[Collected data entries]
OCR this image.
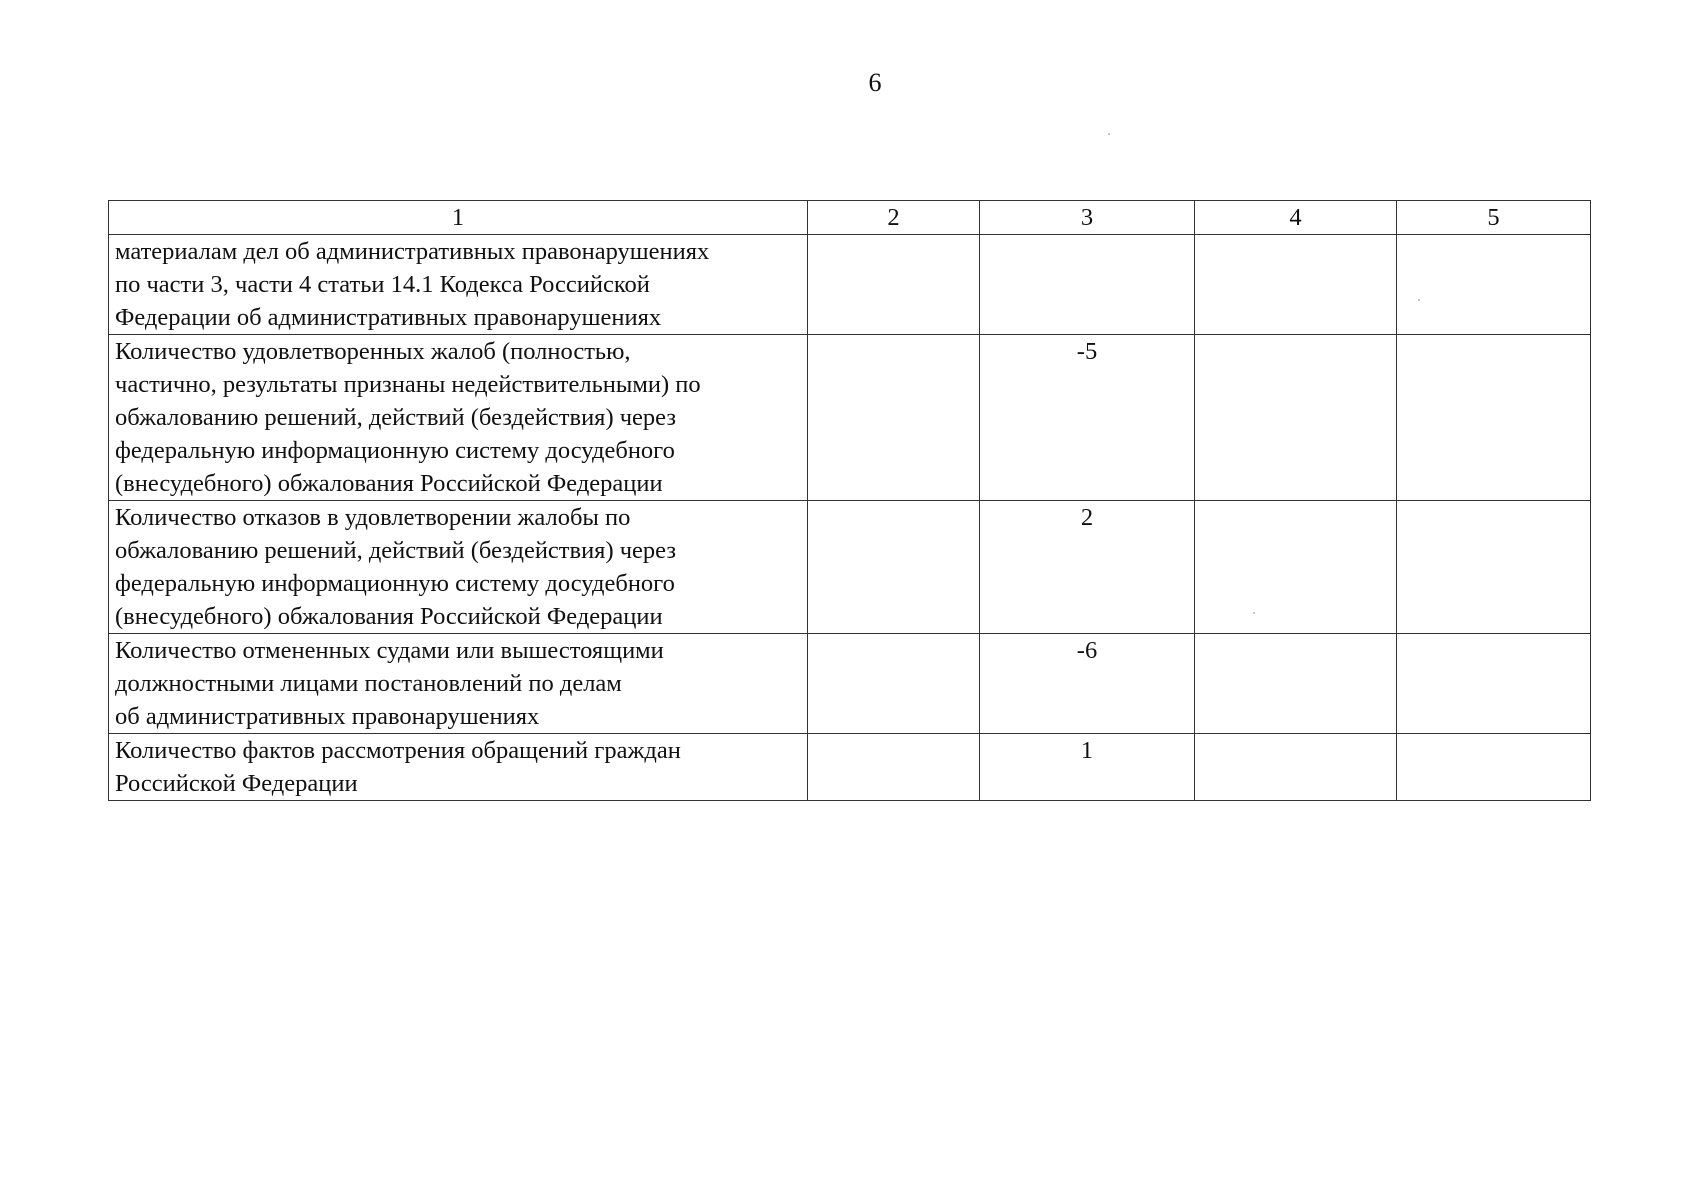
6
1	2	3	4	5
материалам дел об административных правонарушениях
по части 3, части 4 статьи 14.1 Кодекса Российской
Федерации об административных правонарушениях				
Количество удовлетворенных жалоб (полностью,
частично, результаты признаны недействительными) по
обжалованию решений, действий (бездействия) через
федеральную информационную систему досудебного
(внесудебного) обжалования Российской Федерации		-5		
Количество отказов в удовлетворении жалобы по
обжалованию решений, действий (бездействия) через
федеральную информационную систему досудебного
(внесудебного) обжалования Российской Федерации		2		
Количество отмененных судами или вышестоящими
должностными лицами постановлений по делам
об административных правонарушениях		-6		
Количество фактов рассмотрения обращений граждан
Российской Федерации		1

- Stated exercise -
Go through the material and select each line with the string "Федерации" in it.

- Exercise solution -
Федерации об административных правонарушениях				
(внесудебного) обжалования Российской Федерации		-5		
(внесудебного) обжалования Российской Федерации		2		
Российской Федерации		1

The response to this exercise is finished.